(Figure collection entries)
• • •
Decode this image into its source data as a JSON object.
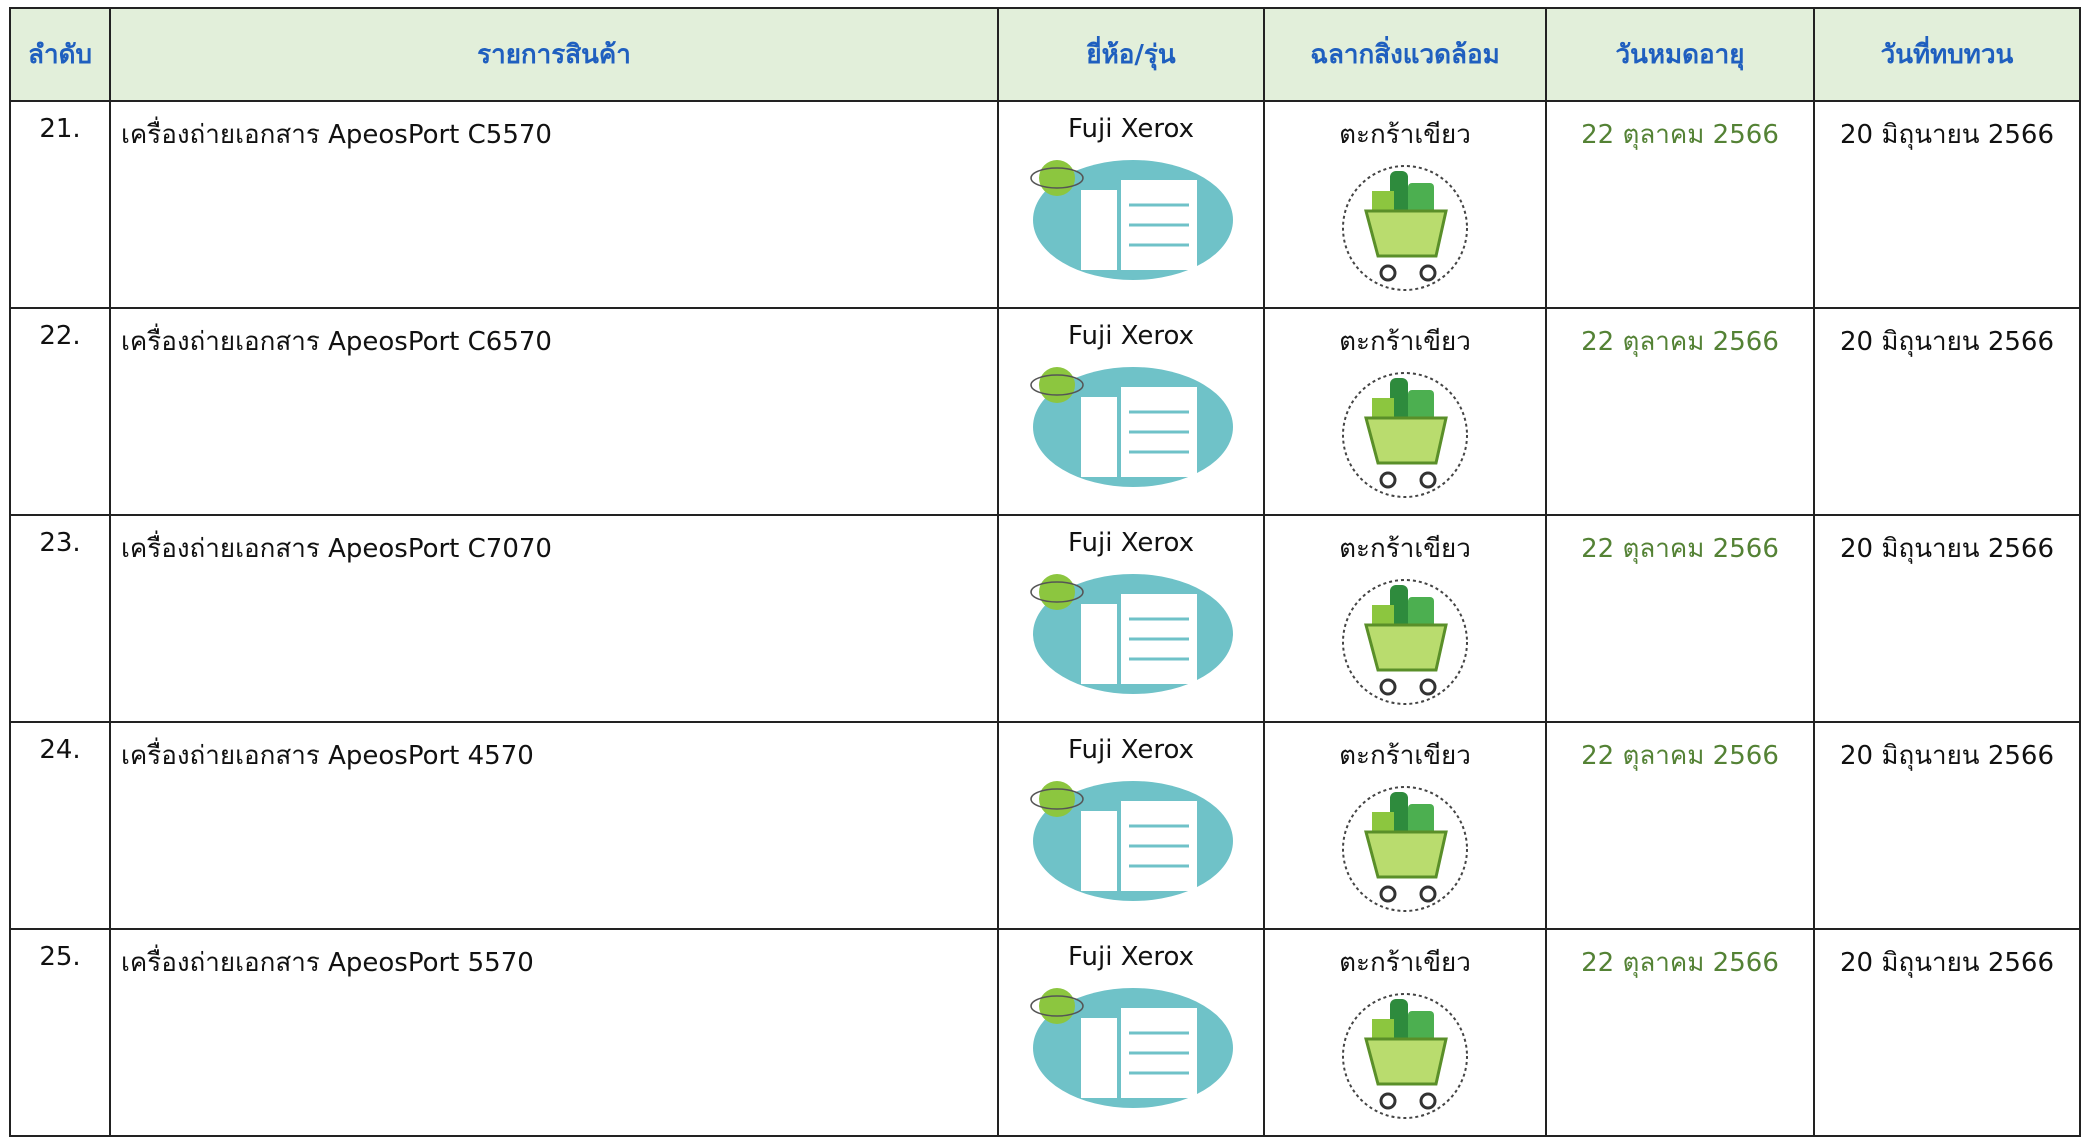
{
  "table": {
    "header": [
      "ลำดับ",
      "รายการสินค้า",
      "ยี่ห้อ/รุ่น",
      "ฉลากสิ่งแวดล้อม",
      "วันหมดอายุ",
      "วันที่ทบทวน"
    ],
    "rows": [
      [
        "21.",
        "เครื่องถ่ายเอกสาร ApeosPort C5570",
        "Fuji Xerox",
        "ตะกร้าเขียว",
        "22 ตุลาคม 2566",
        "20 มิถุนายน 2566"
      ],
      [
        "22.",
        "เครื่องถ่ายเอกสาร ApeosPort C6570",
        "Fuji Xerox",
        "ตะกร้าเขียว",
        "22 ตุลาคม 2566",
        "20 มิถุนายน 2566"
      ],
      [
        "23.",
        "เครื่องถ่ายเอกสาร ApeosPort C7070",
        "Fuji Xerox",
        "ตะกร้าเขียว",
        "22 ตุลาคม 2566",
        "20 มิถุนายน 2566"
      ],
      [
        "24.",
        "เครื่องถ่ายเอกสาร ApeosPort 4570",
        "Fuji Xerox",
        "ตะกร้าเขียว",
        "22 ตุลาคม 2566",
        "20 มิถุนายน 2566"
      ],
      [
        "25.",
        "เครื่องถ่ายเอกสาร ApeosPort 5570",
        "Fuji Xerox",
        "ตะกร้าเขียว",
        "22 ตุลาคม 2566",
        "20 มิถุนายน 2566"
      ]
    ]
  }
}
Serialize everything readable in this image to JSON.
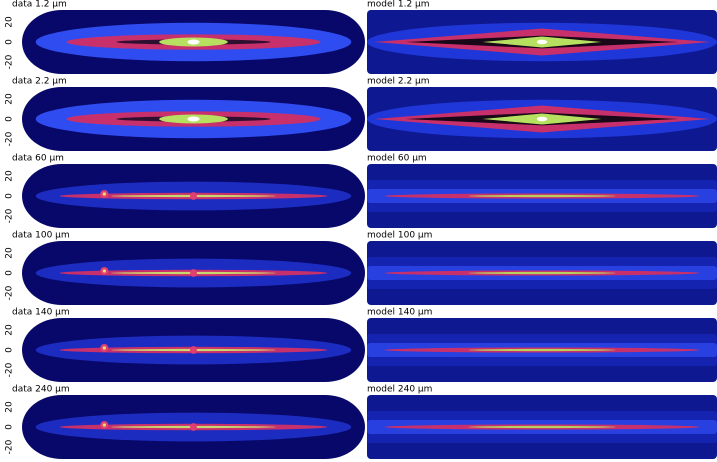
{
  "panels": [
    {
      "data_label": "data 1.2 μm",
      "model_label": "model 1.2 μm",
      "yticks": [
        20,
        0,
        -20
      ]
    },
    {
      "data_label": "data 2.2 μm",
      "model_label": "model 2.2 μm",
      "yticks": [
        20,
        0,
        -20
      ]
    },
    {
      "data_label": "data 60 μm",
      "model_label": "model 60 μm",
      "yticks": [
        20,
        0,
        -20
      ]
    },
    {
      "data_label": "data 100 μm",
      "model_label": "model 100 μm",
      "yticks": [
        20,
        0,
        -20
      ]
    },
    {
      "data_label": "data 140 μm",
      "model_label": "model 140 μm",
      "yticks": [
        20,
        0,
        -20
      ]
    },
    {
      "data_label": "data 240 μm",
      "model_label": "model 240 μm",
      "yticks": [
        20,
        0,
        -20
      ]
    }
  ]
}
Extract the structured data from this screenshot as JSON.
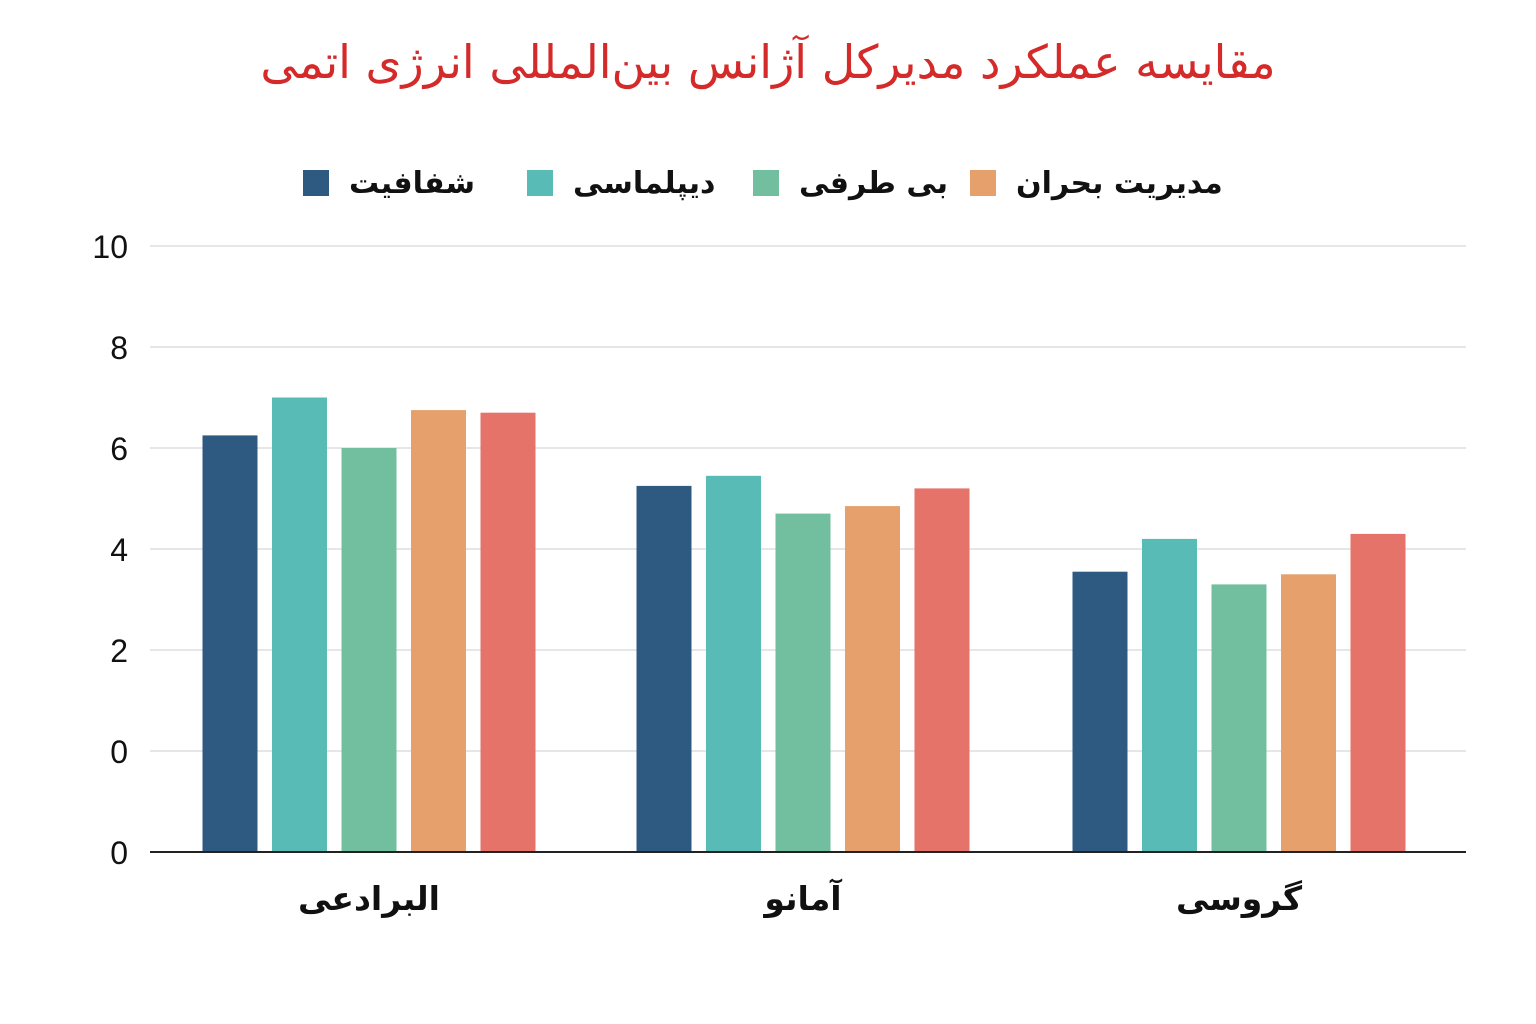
{
  "chart_data": {
    "type": "bar",
    "title": "مقایسه عملکرد مدیرکل آژانس بین‌المللی انرژی اتمی",
    "categories": [
      "البرادعی",
      "آمانو",
      "گروسی"
    ],
    "series": [
      {
        "name": "شفافیت",
        "color": "#2e5980",
        "values": [
          8.25,
          7.25,
          5.55
        ]
      },
      {
        "name": "دیپلماسی",
        "color": "#59bbb6",
        "values": [
          9.0,
          7.45,
          6.2
        ]
      },
      {
        "name": "بی طرفی",
        "color": "#72bfa0",
        "values": [
          8.0,
          6.7,
          5.3
        ]
      },
      {
        "name": "مدیریت بحران",
        "color": "#e5a06c",
        "values": [
          8.75,
          6.85,
          5.5
        ]
      },
      {
        "name": "",
        "color": "#e5736a",
        "values": [
          8.7,
          7.2,
          6.3
        ]
      }
    ],
    "y_tick_labels": [
      "0",
      "0",
      "2",
      "4",
      "6",
      "8",
      "10"
    ],
    "ylim": [
      0,
      12
    ],
    "grid": true,
    "legend_position": "top"
  }
}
• • •
### What to produce
Pictures don't belong in the copy. Transcribe every record exactly as it appears.

### Correct response
Decode this image into its source data as a JSON object.
{
  "table": {
    "header": [
      "ลำดับ",
      "รายการสินค้า",
      "ยี่ห้อ/รุ่น",
      "ฉลากสิ่งแวดล้อม",
      "วันหมดอายุ",
      "วันที่ทบทวน"
    ],
    "rows": [
      [
        "21.",
        "เครื่องถ่ายเอกสาร ApeosPort C5570",
        "Fuji Xerox",
        "ตะกร้าเขียว",
        "22 ตุลาคม 2566",
        "20 มิถุนายน 2566"
      ],
      [
        "22.",
        "เครื่องถ่ายเอกสาร ApeosPort C6570",
        "Fuji Xerox",
        "ตะกร้าเขียว",
        "22 ตุลาคม 2566",
        "20 มิถุนายน 2566"
      ],
      [
        "23.",
        "เครื่องถ่ายเอกสาร ApeosPort C7070",
        "Fuji Xerox",
        "ตะกร้าเขียว",
        "22 ตุลาคม 2566",
        "20 มิถุนายน 2566"
      ],
      [
        "24.",
        "เครื่องถ่ายเอกสาร ApeosPort 4570",
        "Fuji Xerox",
        "ตะกร้าเขียว",
        "22 ตุลาคม 2566",
        "20 มิถุนายน 2566"
      ],
      [
        "25.",
        "เครื่องถ่ายเอกสาร ApeosPort 5570",
        "Fuji Xerox",
        "ตะกร้าเขียว",
        "22 ตุลาคม 2566",
        "20 มิถุนายน 2566"
      ]
    ]
  }
}
Serialize everything readable in this image to JSON.
{
  "panels": [
    {
      "data_label": "data 1.2 μm",
      "model_label": "model 1.2 μm",
      "yticks": [
        20,
        0,
        -20
      ]
    },
    {
      "data_label": "data 2.2 μm",
      "model_label": "model 2.2 μm",
      "yticks": [
        20,
        0,
        -20
      ]
    },
    {
      "data_label": "data 60 μm",
      "model_label": "model 60 μm",
      "yticks": [
        20,
        0,
        -20
      ]
    },
    {
      "data_label": "data 100 μm",
      "model_label": "model 100 μm",
      "yticks": [
        20,
        0,
        -20
      ]
    },
    {
      "data_label": "data 140 μm",
      "model_label": "model 140 μm",
      "yticks": [
        20,
        0,
        -20
      ]
    },
    {
      "data_label": "data 240 μm",
      "model_label": "model 240 μm",
      "yticks": [
        20,
        0,
        -20
      ]
    }
  ]
}
Extract the structured data from this screenshot as JSON.
{
  "chart_data": {
    "type": "bar",
    "title": "مقایسه عملکرد مدیرکل آژانس بین‌المللی انرژی اتمی",
    "categories": [
      "البرادعی",
      "آمانو",
      "گروسی"
    ],
    "series": [
      {
        "name": "شفافیت",
        "color": "#2e5980",
        "values": [
          8.25,
          7.25,
          5.55
        ]
      },
      {
        "name": "دیپلماسی",
        "color": "#59bbb6",
        "values": [
          9.0,
          7.45,
          6.2
        ]
      },
      {
        "name": "بی طرفی",
        "color": "#72bfa0",
        "values": [
          8.0,
          6.7,
          5.3
        ]
      },
      {
        "name": "مدیریت بحران",
        "color": "#e5a06c",
        "values": [
          8.75,
          6.85,
          5.5
        ]
      },
      {
        "name": "",
        "color": "#e5736a",
        "values": [
          8.7,
          7.2,
          6.3
        ]
      }
    ],
    "y_tick_labels": [
      "0",
      "0",
      "2",
      "4",
      "6",
      "8",
      "10"
    ],
    "ylim": [
      0,
      12
    ],
    "grid": true,
    "legend_position": "top"
  }
}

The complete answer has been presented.